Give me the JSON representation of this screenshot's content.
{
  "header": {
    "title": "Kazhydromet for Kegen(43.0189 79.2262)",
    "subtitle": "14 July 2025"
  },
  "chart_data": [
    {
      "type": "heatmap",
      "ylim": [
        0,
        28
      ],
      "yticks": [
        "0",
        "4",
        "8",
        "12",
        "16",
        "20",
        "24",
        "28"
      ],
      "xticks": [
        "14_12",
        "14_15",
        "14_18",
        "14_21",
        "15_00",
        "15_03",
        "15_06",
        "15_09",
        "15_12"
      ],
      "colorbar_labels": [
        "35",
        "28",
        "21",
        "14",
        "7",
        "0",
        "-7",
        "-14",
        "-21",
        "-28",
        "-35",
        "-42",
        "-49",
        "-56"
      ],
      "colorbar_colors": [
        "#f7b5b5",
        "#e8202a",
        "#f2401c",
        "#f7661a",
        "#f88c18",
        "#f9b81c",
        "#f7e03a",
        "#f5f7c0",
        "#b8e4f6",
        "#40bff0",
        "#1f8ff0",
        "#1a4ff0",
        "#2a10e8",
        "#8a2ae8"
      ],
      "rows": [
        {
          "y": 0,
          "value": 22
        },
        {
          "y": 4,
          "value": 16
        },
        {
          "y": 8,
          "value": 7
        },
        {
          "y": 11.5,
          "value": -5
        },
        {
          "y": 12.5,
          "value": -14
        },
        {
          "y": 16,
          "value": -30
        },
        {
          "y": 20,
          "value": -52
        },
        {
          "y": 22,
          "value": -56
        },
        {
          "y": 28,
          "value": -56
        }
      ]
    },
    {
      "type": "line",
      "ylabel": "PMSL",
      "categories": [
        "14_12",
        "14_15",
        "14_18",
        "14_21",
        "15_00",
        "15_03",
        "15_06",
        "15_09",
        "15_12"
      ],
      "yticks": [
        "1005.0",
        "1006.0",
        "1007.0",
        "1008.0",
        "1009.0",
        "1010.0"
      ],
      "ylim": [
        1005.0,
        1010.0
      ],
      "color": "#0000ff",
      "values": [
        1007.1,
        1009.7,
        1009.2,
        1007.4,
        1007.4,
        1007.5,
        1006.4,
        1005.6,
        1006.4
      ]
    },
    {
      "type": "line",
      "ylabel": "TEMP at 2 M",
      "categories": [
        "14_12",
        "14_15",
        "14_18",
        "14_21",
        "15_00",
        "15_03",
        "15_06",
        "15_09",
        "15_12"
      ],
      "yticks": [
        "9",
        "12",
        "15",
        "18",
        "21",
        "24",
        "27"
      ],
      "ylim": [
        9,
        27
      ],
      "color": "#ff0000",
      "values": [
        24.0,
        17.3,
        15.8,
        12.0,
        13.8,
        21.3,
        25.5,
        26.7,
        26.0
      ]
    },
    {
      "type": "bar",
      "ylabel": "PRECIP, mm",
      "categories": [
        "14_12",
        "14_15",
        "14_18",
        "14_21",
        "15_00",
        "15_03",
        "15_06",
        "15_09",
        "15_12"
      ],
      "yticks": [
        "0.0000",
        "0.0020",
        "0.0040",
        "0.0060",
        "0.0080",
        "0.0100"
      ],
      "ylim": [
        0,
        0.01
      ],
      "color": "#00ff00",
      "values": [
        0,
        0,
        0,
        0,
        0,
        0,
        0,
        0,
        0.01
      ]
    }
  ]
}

_ _ _ _ _ _ _

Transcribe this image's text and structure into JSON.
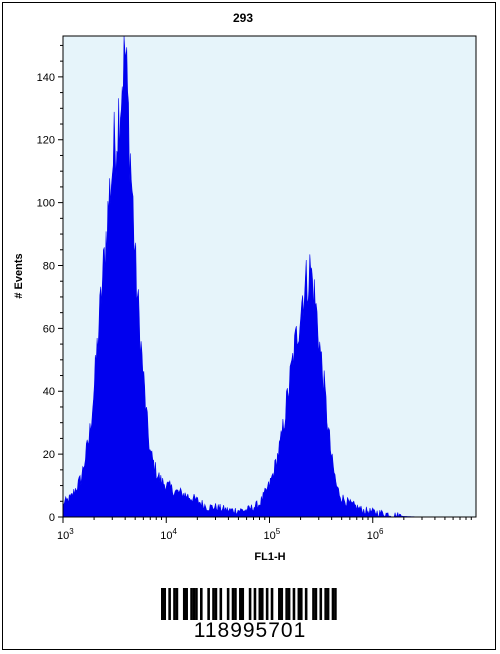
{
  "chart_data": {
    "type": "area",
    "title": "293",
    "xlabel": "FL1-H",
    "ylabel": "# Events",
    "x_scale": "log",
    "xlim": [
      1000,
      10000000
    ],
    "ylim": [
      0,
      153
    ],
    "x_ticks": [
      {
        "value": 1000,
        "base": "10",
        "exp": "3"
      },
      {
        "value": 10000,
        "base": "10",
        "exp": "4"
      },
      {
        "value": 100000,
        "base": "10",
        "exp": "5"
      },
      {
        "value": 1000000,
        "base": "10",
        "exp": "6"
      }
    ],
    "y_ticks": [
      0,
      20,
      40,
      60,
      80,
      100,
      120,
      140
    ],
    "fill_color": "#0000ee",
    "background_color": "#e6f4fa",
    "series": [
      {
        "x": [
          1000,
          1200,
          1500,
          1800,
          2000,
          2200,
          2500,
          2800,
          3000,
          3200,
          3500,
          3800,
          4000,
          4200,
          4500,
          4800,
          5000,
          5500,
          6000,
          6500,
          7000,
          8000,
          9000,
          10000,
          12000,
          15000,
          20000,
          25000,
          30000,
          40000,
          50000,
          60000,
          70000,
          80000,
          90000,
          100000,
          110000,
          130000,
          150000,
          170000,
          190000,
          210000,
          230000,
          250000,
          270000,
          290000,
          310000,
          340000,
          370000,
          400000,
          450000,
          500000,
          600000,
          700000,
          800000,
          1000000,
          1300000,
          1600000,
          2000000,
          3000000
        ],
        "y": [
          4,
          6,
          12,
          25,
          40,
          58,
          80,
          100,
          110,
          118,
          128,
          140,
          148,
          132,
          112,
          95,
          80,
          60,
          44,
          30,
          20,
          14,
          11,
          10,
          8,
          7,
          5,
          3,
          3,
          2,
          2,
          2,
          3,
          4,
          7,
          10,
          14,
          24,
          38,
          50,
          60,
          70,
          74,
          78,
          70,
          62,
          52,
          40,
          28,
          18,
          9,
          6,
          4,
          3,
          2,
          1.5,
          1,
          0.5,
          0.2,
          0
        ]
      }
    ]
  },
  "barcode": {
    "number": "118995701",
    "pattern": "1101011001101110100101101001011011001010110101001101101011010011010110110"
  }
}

_ _ _ _ _ _ _

#### [Task brief]
The word "JSON" may appear on some lines of these records; state how many such lines there are, and nothing else.

#### [Task result]
2